Start of Supplied information

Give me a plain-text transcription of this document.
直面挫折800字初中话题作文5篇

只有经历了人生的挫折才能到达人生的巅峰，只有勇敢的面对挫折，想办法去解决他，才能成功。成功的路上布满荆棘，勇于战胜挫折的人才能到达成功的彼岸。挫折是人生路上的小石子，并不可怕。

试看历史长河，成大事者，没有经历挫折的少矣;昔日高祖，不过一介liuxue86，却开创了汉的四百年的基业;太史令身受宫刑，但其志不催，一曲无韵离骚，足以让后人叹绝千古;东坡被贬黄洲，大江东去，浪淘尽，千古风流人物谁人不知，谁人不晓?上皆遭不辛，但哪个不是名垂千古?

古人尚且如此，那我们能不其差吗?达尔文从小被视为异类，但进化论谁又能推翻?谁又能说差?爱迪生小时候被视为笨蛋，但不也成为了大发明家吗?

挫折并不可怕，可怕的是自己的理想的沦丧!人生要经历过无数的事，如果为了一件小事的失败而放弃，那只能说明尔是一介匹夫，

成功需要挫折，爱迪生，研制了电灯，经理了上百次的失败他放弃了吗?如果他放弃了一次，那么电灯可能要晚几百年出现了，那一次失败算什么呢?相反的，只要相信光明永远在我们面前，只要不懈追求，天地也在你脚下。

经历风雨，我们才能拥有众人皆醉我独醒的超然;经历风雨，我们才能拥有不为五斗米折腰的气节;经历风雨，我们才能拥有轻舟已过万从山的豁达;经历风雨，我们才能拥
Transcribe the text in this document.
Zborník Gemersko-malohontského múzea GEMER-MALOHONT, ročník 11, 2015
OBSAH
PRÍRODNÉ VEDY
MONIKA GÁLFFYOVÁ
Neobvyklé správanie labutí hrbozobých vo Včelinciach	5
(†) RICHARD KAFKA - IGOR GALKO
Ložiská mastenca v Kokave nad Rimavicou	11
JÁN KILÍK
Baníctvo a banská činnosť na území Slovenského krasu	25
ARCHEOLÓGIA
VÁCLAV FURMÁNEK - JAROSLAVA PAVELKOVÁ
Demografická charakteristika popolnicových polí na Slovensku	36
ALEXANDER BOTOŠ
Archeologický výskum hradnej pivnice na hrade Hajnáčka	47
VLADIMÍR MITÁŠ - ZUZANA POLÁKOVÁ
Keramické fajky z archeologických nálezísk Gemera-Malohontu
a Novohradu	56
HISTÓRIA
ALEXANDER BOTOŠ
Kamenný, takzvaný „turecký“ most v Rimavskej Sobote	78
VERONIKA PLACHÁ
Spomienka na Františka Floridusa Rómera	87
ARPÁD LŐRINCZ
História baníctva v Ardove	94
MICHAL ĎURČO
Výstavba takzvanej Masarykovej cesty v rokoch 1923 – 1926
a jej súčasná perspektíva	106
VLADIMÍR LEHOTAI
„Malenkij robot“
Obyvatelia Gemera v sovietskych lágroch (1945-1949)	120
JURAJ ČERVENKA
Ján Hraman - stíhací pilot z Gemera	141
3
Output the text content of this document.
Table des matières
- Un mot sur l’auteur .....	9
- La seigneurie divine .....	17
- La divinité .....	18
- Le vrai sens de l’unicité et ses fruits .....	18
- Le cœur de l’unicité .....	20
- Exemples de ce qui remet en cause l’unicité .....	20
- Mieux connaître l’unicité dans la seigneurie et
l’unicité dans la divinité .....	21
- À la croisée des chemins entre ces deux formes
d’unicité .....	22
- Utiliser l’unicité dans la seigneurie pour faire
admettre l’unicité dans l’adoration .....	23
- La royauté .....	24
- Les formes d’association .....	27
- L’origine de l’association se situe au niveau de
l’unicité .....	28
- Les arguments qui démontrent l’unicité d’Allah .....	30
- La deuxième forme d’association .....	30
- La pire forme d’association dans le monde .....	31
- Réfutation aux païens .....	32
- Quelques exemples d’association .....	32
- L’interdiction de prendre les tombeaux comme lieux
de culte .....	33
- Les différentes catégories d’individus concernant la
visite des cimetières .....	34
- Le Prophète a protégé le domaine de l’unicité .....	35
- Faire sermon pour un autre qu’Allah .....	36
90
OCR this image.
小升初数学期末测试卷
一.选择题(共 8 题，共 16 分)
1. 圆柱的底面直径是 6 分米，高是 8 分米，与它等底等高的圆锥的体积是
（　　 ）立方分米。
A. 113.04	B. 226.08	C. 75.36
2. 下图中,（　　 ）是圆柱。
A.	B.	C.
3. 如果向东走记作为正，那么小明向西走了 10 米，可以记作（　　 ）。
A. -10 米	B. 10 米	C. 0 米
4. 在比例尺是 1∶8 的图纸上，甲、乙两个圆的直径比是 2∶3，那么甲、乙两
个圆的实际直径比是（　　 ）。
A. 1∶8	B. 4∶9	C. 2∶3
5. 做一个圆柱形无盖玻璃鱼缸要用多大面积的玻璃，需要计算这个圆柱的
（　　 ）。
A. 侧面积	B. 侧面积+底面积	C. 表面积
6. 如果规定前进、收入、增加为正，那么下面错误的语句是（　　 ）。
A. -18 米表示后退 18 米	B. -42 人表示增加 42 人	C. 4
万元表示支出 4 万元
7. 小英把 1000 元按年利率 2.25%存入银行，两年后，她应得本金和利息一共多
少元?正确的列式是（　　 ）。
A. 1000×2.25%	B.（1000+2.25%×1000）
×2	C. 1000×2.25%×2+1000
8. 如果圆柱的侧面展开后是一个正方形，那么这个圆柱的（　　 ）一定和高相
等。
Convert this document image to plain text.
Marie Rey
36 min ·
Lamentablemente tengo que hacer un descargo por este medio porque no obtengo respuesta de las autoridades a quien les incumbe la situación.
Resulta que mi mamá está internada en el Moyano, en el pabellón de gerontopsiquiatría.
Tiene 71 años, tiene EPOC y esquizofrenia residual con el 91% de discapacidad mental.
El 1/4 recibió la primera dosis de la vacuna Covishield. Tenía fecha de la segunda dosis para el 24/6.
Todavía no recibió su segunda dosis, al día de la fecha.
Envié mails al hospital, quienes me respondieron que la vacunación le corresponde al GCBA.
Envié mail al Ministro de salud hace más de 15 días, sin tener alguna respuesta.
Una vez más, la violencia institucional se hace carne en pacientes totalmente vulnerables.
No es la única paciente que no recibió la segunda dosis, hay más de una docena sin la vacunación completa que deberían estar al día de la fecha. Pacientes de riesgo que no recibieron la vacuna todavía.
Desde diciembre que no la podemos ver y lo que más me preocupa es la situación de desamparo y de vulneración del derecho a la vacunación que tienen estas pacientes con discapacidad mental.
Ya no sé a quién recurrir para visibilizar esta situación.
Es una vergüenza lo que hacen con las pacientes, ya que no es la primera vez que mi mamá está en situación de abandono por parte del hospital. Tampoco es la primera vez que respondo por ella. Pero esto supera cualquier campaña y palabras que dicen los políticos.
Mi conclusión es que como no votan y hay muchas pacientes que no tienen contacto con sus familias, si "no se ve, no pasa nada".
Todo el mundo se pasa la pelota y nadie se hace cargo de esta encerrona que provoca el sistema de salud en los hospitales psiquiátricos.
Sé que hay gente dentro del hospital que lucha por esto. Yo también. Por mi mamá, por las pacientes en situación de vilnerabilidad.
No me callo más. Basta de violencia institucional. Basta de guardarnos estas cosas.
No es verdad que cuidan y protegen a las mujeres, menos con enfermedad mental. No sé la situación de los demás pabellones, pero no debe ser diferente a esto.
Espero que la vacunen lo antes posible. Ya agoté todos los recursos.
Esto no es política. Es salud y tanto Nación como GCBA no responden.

End of Supplied information

→ **Short exercise**
Quote every entry exactly.

→ **Response to the exercise**
Give me a plain-text transcription of this document.
直面挫折800字初中话题作文5篇

只有经历了人生的挫折才能到达人生的巅峰，只有勇敢的面对挫折，想办法去解决他，才能成功。成功的路上布满荆棘，勇于战胜挫折的人才能到达成功的彼岸。挫折是人生路上的小石子，并不可怕。

试看历史长河，成大事者，没有经历挫折的少矣;昔日高祖，不过一介liuxue86，却开创了汉的四百年的基业;太史令身受宫刑，但其志不催，一曲无韵离骚，足以让后人叹绝千古;东坡被贬黄洲，大江东去，浪淘尽，千古风流人物谁人不知，谁人不晓?上皆遭不辛，但哪个不是名垂千古?

古人尚且如此，那我们能不其差吗?达尔文从小被视为异类，但进化论谁又能推翻?谁又能说差?爱迪生小时候被视为笨蛋，但不也成为了大发明家吗?

挫折并不可怕，可怕的是自己的理想的沦丧!人生要经历过无数的事，如果为了一件小事的失败而放弃，那只能说明尔是一介匹夫，

成功需要挫折，爱迪生，研制了电灯，经理了上百次的失败他放弃了吗?如果他放弃了一次，那么电灯可能要晚几百年出现了，那一次失败算什么呢?相反的，只要相信光明永远在我们面前，只要不懈追求，天地也在你脚下。

经历风雨，我们才能拥有众人皆醉我独醒的超然;经历风雨，我们才能拥有不为五斗米折腰的气节;经历风雨，我们才能拥有轻舟已过万从山的豁达;经历风雨，我们才能拥
Transcribe the text in this document.
Zborník Gemersko-malohontského múzea GEMER-MALOHONT, ročník 11, 2015
OBSAH
PRÍRODNÉ VEDY
MONIKA GÁLFFYOVÁ
Neobvyklé správanie labutí hrbozobých vo Včelinciach	5
(†) RICHARD KAFKA - IGOR GALKO
Ložiská mastenca v Kokave nad Rimavicou	11
JÁN KILÍK
Baníctvo a banská činnosť na území Slovenského krasu	25
ARCHEOLÓGIA
VÁCLAV FURMÁNEK - JAROSLAVA PAVELKOVÁ
Demografická charakteristika popolnicových polí na Slovensku	36
ALEXANDER BOTOŠ
Archeologický výskum hradnej pivnice na hrade Hajnáčka	47
VLADIMÍR MITÁŠ - ZUZANA POLÁKOVÁ
Keramické fajky z archeologických nálezísk Gemera-Malohontu
a Novohradu	56
HISTÓRIA
ALEXANDER BOTOŠ
Kamenný, takzvaný „turecký“ most v Rimavskej Sobote	78
VERONIKA PLACHÁ
Spomienka na Františka Floridusa Rómera	87
ARPÁD LŐRINCZ
História baníctva v Ardove	94
MICHAL ĎURČO
Výstavba takzvanej Masarykovej cesty v rokoch 1923 – 1926
a jej súčasná perspektíva	106
VLADIMÍR LEHOTAI
„Malenkij robot“
Obyvatelia Gemera v sovietskych lágroch (1945-1949)	120
JURAJ ČERVENKA
Ján Hraman - stíhací pilot z Gemera	141
3
Output the text content of this document.
Table des matières
- Un mot sur l’auteur .....	9
- La seigneurie divine .....	17
- La divinité .....	18
- Le vrai sens de l’unicité et ses fruits .....	18
- Le cœur de l’unicité .....	20
- Exemples de ce qui remet en cause l’unicité .....	20
- Mieux connaître l’unicité dans la seigneurie et
l’unicité dans la divinité .....	21
- À la croisée des chemins entre ces deux formes
d’unicité .....	22
- Utiliser l’unicité dans la seigneurie pour faire
admettre l’unicité dans l’adoration .....	23
- La royauté .....	24
- Les formes d’association .....	27
- L’origine de l’association se situe au niveau de
l’unicité .....	28
- Les arguments qui démontrent l’unicité d’Allah .....	30
- La deuxième forme d’association .....	30
- La pire forme d’association dans le monde .....	31
- Réfutation aux païens .....	32
- Quelques exemples d’association .....	32
- L’interdiction de prendre les tombeaux comme lieux
de culte .....	33
- Les différentes catégories d’individus concernant la
visite des cimetières .....	34
- Le Prophète a protégé le domaine de l’unicité .....	35
- Faire sermon pour un autre qu’Allah .....	36
90
OCR this image.
小升初数学期末测试卷
一.选择题(共 8 题，共 16 分)
1. 圆柱的底面直径是 6 分米，高是 8 分米，与它等底等高的圆锥的体积是
（　　 ）立方分米。
A. 113.04	B. 226.08	C. 75.36
2. 下图中,（　　 ）是圆柱。
A.	B.	C.
3. 如果向东走记作为正，那么小明向西走了 10 米，可以记作（　　 ）。
A. -10 米	B. 10 米	C. 0 米
4. 在比例尺是 1∶8 的图纸上，甲、乙两个圆的直径比是 2∶3，那么甲、乙两
个圆的实际直径比是（　　 ）。
A. 1∶8	B. 4∶9	C. 2∶3
5. 做一个圆柱形无盖玻璃鱼缸要用多大面积的玻璃，需要计算这个圆柱的
（　　 ）。
A. 侧面积	B. 侧面积+底面积	C. 表面积
6. 如果规定前进、收入、增加为正，那么下面错误的语句是（　　 ）。
A. -18 米表示后退 18 米	B. -42 人表示增加 42 人	C. 4
万元表示支出 4 万元
7. 小英把 1000 元按年利率 2.25%存入银行，两年后，她应得本金和利息一共多
少元?正确的列式是（　　 ）。
A. 1000×2.25%	B.（1000+2.25%×1000）
×2	C. 1000×2.25%×2+1000
8. 如果圆柱的侧面展开后是一个正方形，那么这个圆柱的（　　 ）一定和高相
等。
Convert this document image to plain text.
Marie Rey
36 min ·
Lamentablemente tengo que hacer un descargo por este medio porque no obtengo respuesta de las autoridades a quien les incumbe la situación.
Resulta que mi mamá está internada en el Moyano, en el pabellón de gerontopsiquiatría.
Tiene 71 años, tiene EPOC y esquizofrenia residual con el 91% de discapacidad mental.
El 1/4 recibió la primera dosis de la vacuna Covishield. Tenía fecha de la segunda dosis para el 24/6.
Todavía no recibió su segunda dosis, al día de la fecha.
Envié mails al hospital, quienes me respondieron que la vacunación le corresponde al GCBA.
Envié mail al Ministro de salud hace más de 15 días, sin tener alguna respuesta.
Una vez más, la violencia institucional se hace carne en pacientes totalmente vulnerables.
No es la única paciente que no recibió la segunda dosis, hay más de una docena sin la vacunación completa que deberían estar al día de la fecha. Pacientes de riesgo que no recibieron la vacuna todavía.
Desde diciembre que no la podemos ver y lo que más me preocupa es la situación de desamparo y de vulneración del derecho a la vacunación que tienen estas pacientes con discapacidad mental.
Ya no sé a quién recurrir para visibilizar esta situación.
Es una vergüenza lo que hacen con las pacientes, ya que no es la primera vez que mi mamá está en situación de abandono por parte del hospital. Tampoco es la primera vez que respondo por ella. Pero esto supera cualquier campaña y palabras que dicen los políticos.
Mi conclusión es que como no votan y hay muchas pacientes que no tienen contacto con sus familias, si "no se ve, no pasa nada".
Todo el mundo se pasa la pelota y nadie se hace cargo de esta encerrona que provoca el sistema de salud en los hospitales psiquiátricos.
Sé que hay gente dentro del hospital que lucha por esto. Yo también. Por mi mamá, por las pacientes en situación de vilnerabilidad.
No me callo más. Basta de violencia institucional. Basta de guardarnos estas cosas.
No es verdad que cuidan y protegen a las mujeres, menos con enfermedad mental. No sé la situación de los demás pabellones, pero no debe ser diferente a esto.
Espero que la vacunen lo antes posible. Ya agoté todos los recursos.
Esto no es política. Es salud y tanto Nación como GCBA no responden.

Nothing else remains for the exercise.